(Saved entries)
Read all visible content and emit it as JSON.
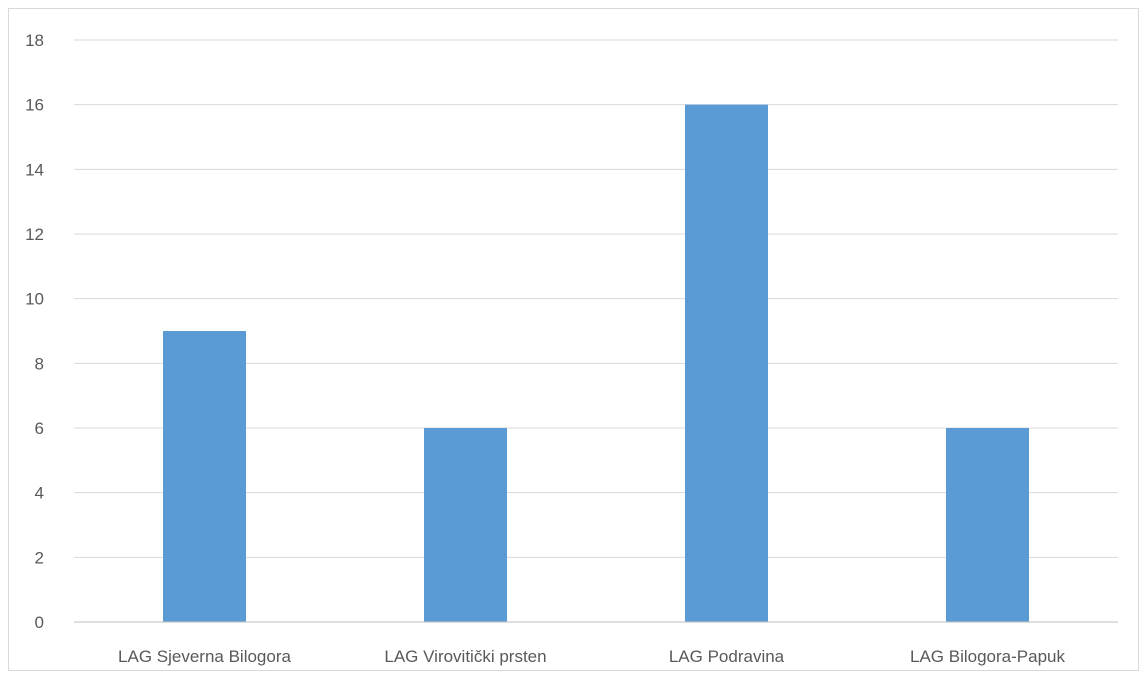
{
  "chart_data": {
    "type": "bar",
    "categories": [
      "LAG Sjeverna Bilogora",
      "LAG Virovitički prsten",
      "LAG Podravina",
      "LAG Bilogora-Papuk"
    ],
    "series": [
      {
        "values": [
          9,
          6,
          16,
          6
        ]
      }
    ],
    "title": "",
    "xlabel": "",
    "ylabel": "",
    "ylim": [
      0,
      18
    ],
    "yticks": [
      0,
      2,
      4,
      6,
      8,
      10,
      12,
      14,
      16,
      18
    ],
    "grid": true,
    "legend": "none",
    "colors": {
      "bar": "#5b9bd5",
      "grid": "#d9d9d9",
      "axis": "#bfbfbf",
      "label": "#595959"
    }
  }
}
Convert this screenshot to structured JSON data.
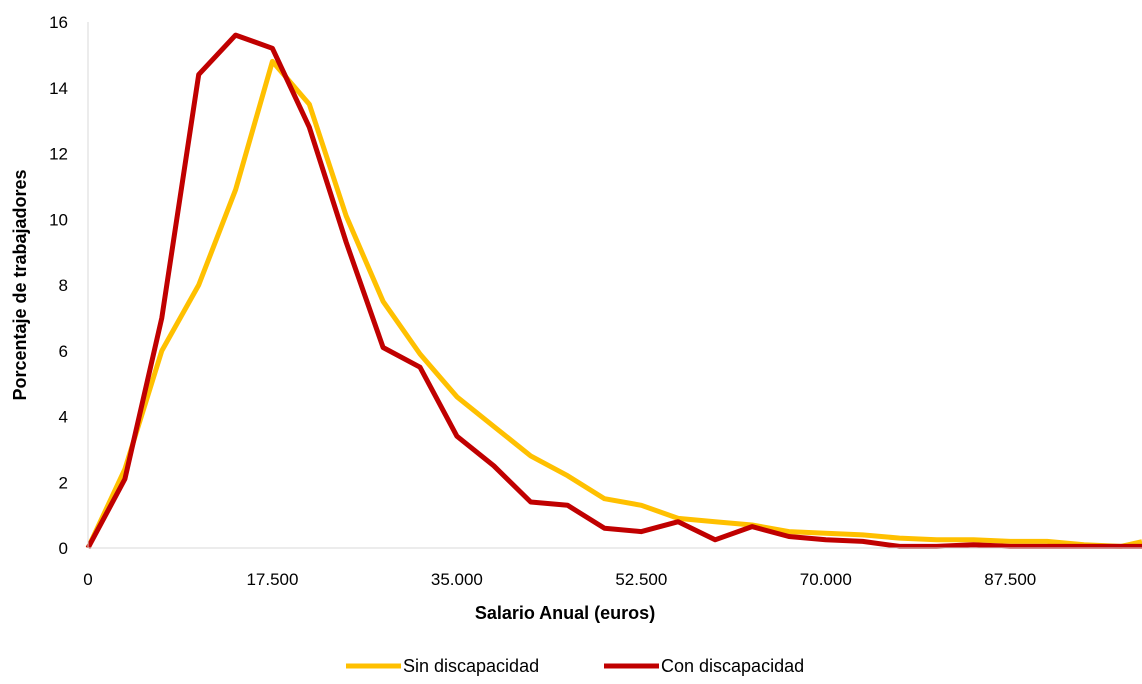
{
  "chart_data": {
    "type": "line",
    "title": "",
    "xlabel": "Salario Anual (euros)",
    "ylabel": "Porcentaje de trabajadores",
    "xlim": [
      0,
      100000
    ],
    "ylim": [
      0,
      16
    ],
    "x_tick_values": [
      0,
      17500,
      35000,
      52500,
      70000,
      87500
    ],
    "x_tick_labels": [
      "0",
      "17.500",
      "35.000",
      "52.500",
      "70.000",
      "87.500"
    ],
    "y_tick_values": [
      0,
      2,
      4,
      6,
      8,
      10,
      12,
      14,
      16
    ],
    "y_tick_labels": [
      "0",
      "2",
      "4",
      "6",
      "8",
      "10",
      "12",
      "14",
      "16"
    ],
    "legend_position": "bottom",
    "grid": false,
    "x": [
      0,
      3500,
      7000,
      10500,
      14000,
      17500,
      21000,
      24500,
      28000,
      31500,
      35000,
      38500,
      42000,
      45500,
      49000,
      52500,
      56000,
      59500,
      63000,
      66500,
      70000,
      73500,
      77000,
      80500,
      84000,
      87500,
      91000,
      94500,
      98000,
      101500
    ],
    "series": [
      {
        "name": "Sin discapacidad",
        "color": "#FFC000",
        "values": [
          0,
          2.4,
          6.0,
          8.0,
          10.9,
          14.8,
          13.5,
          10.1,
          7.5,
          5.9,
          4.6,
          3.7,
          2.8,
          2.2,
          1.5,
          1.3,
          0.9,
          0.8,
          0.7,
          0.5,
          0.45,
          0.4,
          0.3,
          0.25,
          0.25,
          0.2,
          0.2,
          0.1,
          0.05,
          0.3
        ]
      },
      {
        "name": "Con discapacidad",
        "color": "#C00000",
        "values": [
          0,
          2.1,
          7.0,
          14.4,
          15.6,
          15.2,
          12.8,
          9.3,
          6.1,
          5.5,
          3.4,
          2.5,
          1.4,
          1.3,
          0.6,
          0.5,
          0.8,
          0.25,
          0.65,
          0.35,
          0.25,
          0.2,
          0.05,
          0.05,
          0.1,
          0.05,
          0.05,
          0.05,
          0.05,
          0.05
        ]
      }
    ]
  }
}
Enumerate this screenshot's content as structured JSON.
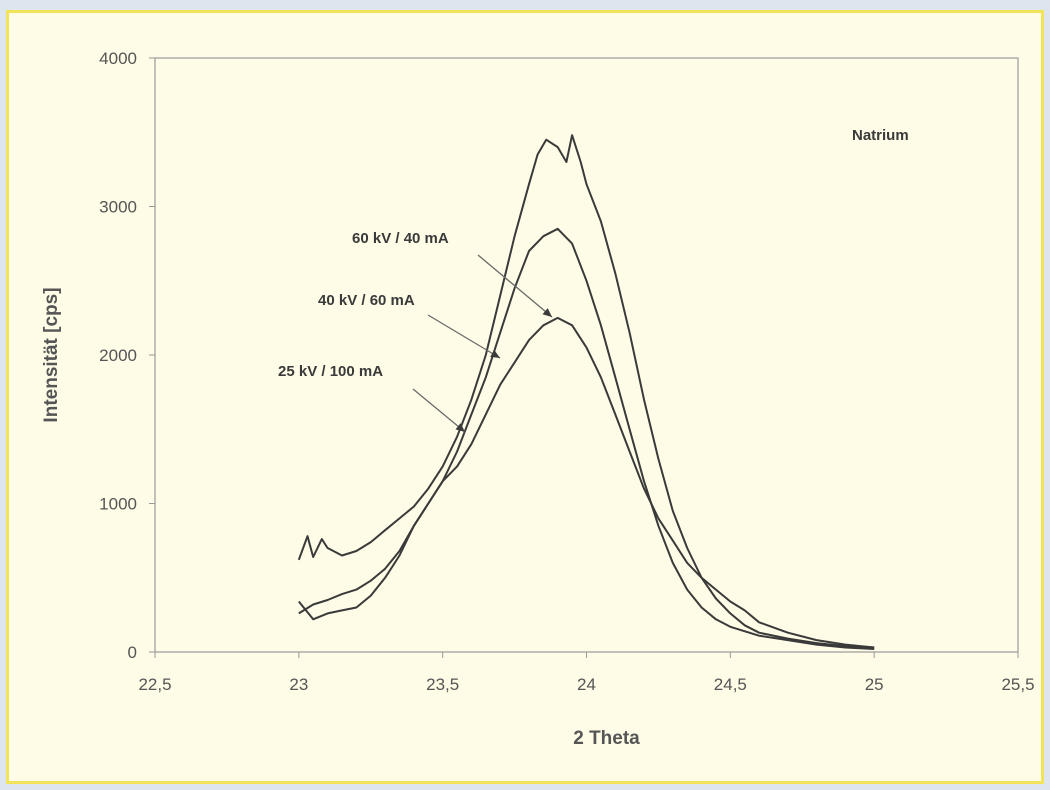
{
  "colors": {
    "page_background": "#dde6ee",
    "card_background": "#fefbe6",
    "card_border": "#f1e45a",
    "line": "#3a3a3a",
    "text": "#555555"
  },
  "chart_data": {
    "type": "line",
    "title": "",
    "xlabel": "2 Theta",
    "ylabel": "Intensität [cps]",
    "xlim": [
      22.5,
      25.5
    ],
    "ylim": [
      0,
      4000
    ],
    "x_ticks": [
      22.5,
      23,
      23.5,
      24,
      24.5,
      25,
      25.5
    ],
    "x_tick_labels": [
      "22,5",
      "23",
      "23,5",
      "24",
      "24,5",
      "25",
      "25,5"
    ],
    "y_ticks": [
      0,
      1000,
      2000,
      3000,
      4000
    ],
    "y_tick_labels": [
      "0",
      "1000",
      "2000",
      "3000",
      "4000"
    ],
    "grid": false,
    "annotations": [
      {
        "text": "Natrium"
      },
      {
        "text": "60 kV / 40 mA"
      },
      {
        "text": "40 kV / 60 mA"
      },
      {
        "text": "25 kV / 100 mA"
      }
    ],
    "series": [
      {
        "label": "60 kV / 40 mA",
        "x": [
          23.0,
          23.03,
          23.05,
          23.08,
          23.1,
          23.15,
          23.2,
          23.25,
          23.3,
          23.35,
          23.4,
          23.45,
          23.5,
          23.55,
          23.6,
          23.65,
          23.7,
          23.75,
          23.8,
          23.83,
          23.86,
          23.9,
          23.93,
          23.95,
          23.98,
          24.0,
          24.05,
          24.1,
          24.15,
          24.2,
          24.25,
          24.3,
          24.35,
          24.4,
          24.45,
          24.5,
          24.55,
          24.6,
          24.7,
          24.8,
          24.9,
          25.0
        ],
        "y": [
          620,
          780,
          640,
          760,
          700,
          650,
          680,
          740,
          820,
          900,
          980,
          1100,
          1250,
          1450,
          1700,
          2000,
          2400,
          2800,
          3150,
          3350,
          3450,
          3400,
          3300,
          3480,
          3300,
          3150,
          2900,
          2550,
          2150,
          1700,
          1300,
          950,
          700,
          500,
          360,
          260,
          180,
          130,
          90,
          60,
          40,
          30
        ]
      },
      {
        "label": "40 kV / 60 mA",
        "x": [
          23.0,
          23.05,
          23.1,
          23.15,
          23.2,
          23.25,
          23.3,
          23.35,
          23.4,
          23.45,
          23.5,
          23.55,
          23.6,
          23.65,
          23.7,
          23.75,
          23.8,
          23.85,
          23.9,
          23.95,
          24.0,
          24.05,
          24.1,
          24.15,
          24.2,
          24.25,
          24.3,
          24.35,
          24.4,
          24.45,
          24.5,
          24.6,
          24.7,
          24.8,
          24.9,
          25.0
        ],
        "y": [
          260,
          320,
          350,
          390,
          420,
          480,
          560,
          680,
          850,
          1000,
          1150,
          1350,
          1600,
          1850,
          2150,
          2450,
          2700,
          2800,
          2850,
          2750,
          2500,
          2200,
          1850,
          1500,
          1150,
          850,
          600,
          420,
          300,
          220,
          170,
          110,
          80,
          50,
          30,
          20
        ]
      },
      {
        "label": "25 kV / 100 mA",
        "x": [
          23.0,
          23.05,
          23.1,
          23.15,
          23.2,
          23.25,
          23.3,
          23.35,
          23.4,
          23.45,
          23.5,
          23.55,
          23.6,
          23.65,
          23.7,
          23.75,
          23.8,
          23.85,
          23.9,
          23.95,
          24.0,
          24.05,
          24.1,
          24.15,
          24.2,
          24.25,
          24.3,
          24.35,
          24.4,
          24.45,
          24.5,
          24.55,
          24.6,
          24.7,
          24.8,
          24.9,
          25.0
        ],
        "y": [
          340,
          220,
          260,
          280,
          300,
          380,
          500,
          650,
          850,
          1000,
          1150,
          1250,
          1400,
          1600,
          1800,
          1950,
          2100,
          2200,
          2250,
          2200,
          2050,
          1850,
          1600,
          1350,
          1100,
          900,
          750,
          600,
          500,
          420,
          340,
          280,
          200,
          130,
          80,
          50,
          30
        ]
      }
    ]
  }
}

Direction -
Look through the lines above and collect those with the word "this".

Output -
Convert this screenshot to structured JSON data.
Enumerate this screenshot's content as structured JSON.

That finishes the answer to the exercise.